What is asked:
The answer is one number: how many lines in the data below hold "text".

---------- Input records ----------

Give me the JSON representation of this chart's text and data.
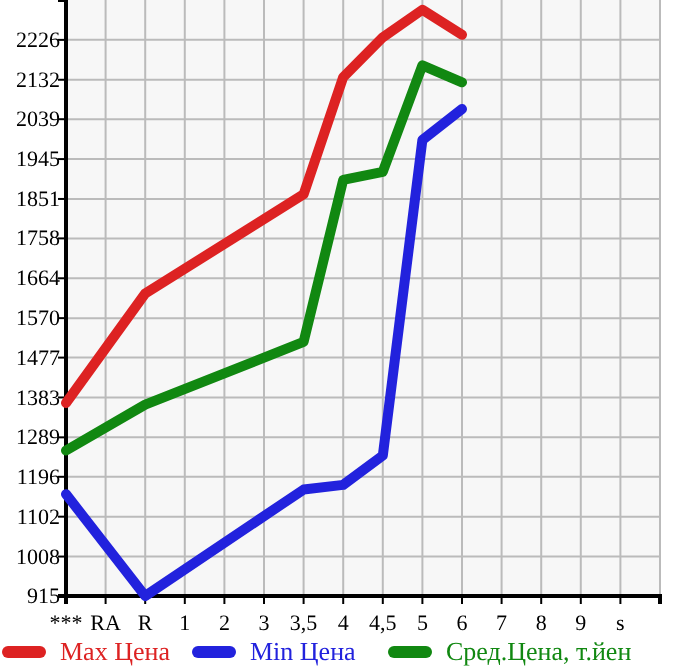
{
  "chart_data": {
    "type": "line",
    "categories": [
      "***",
      "RA",
      "R",
      "1",
      "2",
      "3",
      "3,5",
      "4",
      "4,5",
      "5",
      "6",
      "7",
      "8",
      "9",
      "s"
    ],
    "ylim": [
      915,
      2320
    ],
    "yticks": [
      915,
      1008,
      1102,
      1196,
      1289,
      1383,
      1477,
      1570,
      1664,
      1758,
      1851,
      1945,
      2039,
      2132,
      2226
    ],
    "grid": true,
    "legend": "bottom",
    "line_style": "solid",
    "marker": "none",
    "series": [
      {
        "name": "Max Цена",
        "color": "#dd2222",
        "values": [
          1370,
          null,
          1628,
          null,
          null,
          null,
          1862,
          2138,
          2232,
          2297,
          2238,
          null,
          null,
          null,
          null
        ]
      },
      {
        "name": "Min Цена",
        "color": "#2222dd",
        "values": [
          1155,
          null,
          915,
          null,
          null,
          null,
          1166,
          1177,
          1246,
          1990,
          2063,
          null,
          null,
          null,
          null
        ]
      },
      {
        "name": "Сред.Цена, т.йен",
        "color": "#118811",
        "values": [
          1258,
          null,
          1366,
          null,
          null,
          null,
          1514,
          1896,
          1915,
          2166,
          2126,
          null,
          null,
          null,
          null
        ]
      }
    ]
  }
}
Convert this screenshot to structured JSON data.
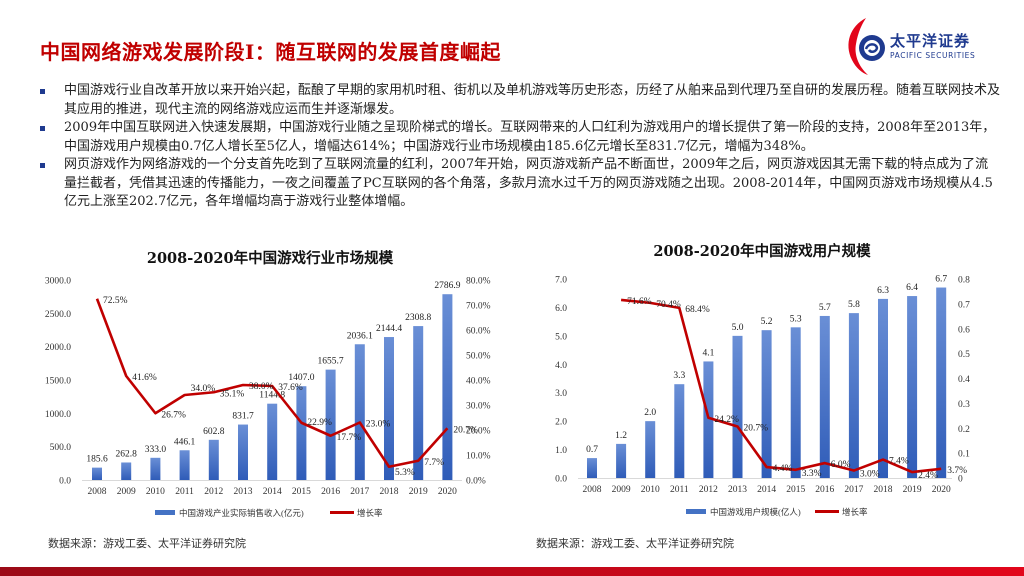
{
  "header": {
    "title": "中国网络游戏发展阶段I：随互联网的发展首度崛起",
    "logo": {
      "cn": "太平洋证券",
      "en": "PACIFIC SECURITIES",
      "icon": "pacific-securities-logo-icon"
    }
  },
  "bullets": [
    {
      "text": "中国游戏行业自改革开放以来开始兴起，酝酿了早期的家用机时租、街机以及单机游戏等历史形态，历经了从舶来品到代理乃至自研的发展历程。随着互联网技术及其应用的推进，现代主流的网络游戏应运而生并逐渐爆发。"
    },
    {
      "text": "2009年中国互联网进入快速发展期，中国游戏行业随之呈现阶梯式的增长。互联网带来的人口红利为游戏用户的增长提供了第一阶段的支持，2008年至2013年，中国游戏用户规模由0.7亿人增长至5亿人，增幅达614%；中国游戏行业市场规模由185.6亿元增长至831.7亿元，增幅为348%。"
    },
    {
      "text": "网页游戏作为网络游戏的一个分支首先吃到了互联网流量的红利，2007年开始，网页游戏新产品不断面世，2009年之后，网页游戏因其无需下载的特点成为了流量拦截者，凭借其迅速的传播能力，一夜之间覆盖了PC互联网的各个角落，多款月流水过千万的网页游戏随之出现。2008-2014年，中国网页游戏市场规模从4.5亿元上涨至202.7亿元，各年增幅均高于游戏行业整体增幅。"
    }
  ],
  "colors": {
    "title": "#c00000",
    "bar": "#4472c4",
    "line": "#c00000",
    "bullet": "#1f3a8f",
    "footer": "#c8071a"
  },
  "chart_data": [
    {
      "type": "bar",
      "title": "2008-2020年中国游戏行业市场规模",
      "categories": [
        "2008",
        "2009",
        "2010",
        "2011",
        "2012",
        "2013",
        "2014",
        "2015",
        "2016",
        "2017",
        "2018",
        "2019",
        "2020"
      ],
      "series": [
        {
          "name": "中国游戏产业实际销售收入(亿元)",
          "type": "bar",
          "axis": "left",
          "values": [
            185.6,
            262.8,
            333.0,
            446.1,
            602.8,
            831.7,
            1144.8,
            1407.0,
            1655.7,
            2036.1,
            2144.4,
            2308.8,
            2786.9
          ],
          "labels": [
            "185.6",
            "262.8",
            "333.0",
            "446.1",
            "602.8",
            "831.7",
            "1144.8",
            "1407.0",
            "1655.7",
            "2036.1",
            "2144.4",
            "2308.8",
            "2786.9"
          ]
        },
        {
          "name": "增长率",
          "type": "line",
          "axis": "right",
          "values": [
            72.5,
            41.6,
            26.7,
            34.0,
            35.1,
            38.0,
            37.6,
            22.9,
            17.7,
            23.0,
            5.3,
            7.7,
            20.7
          ],
          "labels": [
            "72.5%",
            "41.6%",
            "26.7%",
            "34.0%",
            "35.1%",
            "38.0%",
            "37.6%",
            "22.9%",
            "17.7%",
            "23.0%",
            "5.3%",
            "7.7%",
            "20.7%"
          ]
        }
      ],
      "ylim": [
        0,
        3000
      ],
      "y_ticks": [
        "0.0",
        "500.0",
        "1000.0",
        "1500.0",
        "2000.0",
        "2500.0",
        "3000.0"
      ],
      "y2lim": [
        0,
        80
      ],
      "y2_ticks": [
        "0.0%",
        "10.0%",
        "20.0%",
        "30.0%",
        "40.0%",
        "50.0%",
        "60.0%",
        "70.0%",
        "80.0%"
      ],
      "legend_position": "bottom",
      "grid": false,
      "source": "数据来源：游戏工委、太平洋证券研究院"
    },
    {
      "type": "bar",
      "title": "2008-2020年中国游戏用户规模",
      "categories": [
        "2008",
        "2009",
        "2010",
        "2011",
        "2012",
        "2013",
        "2014",
        "2015",
        "2016",
        "2017",
        "2018",
        "2019",
        "2020"
      ],
      "series": [
        {
          "name": "中国游戏用户规模(亿人)",
          "type": "bar",
          "axis": "left",
          "values": [
            0.7,
            1.2,
            2.0,
            3.3,
            4.1,
            5.0,
            5.2,
            5.3,
            5.7,
            5.8,
            6.3,
            6.4,
            6.7
          ],
          "labels": [
            "0.7",
            "1.2",
            "2.0",
            "3.3",
            "4.1",
            "5.0",
            "5.2",
            "5.3",
            "5.7",
            "5.8",
            "6.3",
            "6.4",
            "6.7"
          ]
        },
        {
          "name": "增长率",
          "type": "line",
          "axis": "right",
          "values": [
            null,
            71.6,
            70.4,
            68.4,
            24.2,
            20.7,
            4.4,
            3.3,
            6.0,
            3.0,
            7.4,
            2.4,
            3.7
          ],
          "labels": [
            "",
            "71.6%",
            "70.4%",
            "68.4%",
            "24.2%",
            "20.7%",
            "4.4%",
            "3.3%",
            "6.0%",
            "3.0%",
            "7.4%",
            "2.4%",
            "3.7%"
          ]
        }
      ],
      "ylim": [
        0,
        7
      ],
      "y_ticks": [
        "0.0",
        "1.0",
        "2.0",
        "3.0",
        "4.0",
        "5.0",
        "6.0",
        "7.0"
      ],
      "y2lim": [
        0,
        0.8
      ],
      "y2_ticks": [
        "0",
        "0.1",
        "0.2",
        "0.3",
        "0.4",
        "0.5",
        "0.6",
        "0.7",
        "0.8"
      ],
      "legend_position": "bottom",
      "grid": false,
      "source": "数据来源：游戏工委、太平洋证券研究院"
    }
  ]
}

----------

Task answer:
4